Search the listing for "xlabel" and copy every line where it appears.

===== RECORDS PROVIDED

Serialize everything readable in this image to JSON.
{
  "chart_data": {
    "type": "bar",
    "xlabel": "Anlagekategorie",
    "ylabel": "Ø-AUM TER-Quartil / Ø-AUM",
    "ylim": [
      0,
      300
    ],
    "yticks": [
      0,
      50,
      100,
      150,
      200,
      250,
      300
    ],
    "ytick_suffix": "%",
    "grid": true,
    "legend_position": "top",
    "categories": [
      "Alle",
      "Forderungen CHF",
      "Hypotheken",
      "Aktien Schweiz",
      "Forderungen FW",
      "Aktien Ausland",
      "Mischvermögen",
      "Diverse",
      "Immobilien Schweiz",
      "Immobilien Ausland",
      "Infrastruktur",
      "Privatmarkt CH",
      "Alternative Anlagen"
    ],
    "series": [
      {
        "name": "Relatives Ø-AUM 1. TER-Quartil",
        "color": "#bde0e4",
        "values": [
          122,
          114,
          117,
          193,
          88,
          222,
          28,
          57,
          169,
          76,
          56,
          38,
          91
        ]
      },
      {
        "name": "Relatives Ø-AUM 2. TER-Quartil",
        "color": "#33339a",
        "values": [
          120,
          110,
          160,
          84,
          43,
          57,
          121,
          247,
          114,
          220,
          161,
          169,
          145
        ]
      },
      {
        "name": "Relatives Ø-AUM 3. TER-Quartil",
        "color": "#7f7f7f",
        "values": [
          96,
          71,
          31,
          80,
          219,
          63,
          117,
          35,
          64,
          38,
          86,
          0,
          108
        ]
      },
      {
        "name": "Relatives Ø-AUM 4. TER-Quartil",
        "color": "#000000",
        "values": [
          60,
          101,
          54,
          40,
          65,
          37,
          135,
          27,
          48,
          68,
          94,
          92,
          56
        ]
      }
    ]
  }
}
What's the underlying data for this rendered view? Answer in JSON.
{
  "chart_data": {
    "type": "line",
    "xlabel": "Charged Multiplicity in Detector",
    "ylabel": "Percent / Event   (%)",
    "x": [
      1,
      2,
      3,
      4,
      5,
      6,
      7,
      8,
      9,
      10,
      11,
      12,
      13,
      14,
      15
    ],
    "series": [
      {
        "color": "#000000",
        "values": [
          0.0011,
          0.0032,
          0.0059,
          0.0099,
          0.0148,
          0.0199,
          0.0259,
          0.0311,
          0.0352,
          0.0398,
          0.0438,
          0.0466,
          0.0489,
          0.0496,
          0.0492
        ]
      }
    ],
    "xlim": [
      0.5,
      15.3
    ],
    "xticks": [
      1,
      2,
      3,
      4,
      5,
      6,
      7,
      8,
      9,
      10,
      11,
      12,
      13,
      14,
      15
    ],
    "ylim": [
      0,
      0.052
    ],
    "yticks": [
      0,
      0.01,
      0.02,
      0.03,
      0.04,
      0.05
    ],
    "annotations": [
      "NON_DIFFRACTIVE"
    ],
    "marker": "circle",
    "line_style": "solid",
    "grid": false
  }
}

==========

▸ **EXPECTED OUTPUT**:
    "xlabel": "Anlagekategorie",
    "xlabel": "Charged Multiplicity in Detector",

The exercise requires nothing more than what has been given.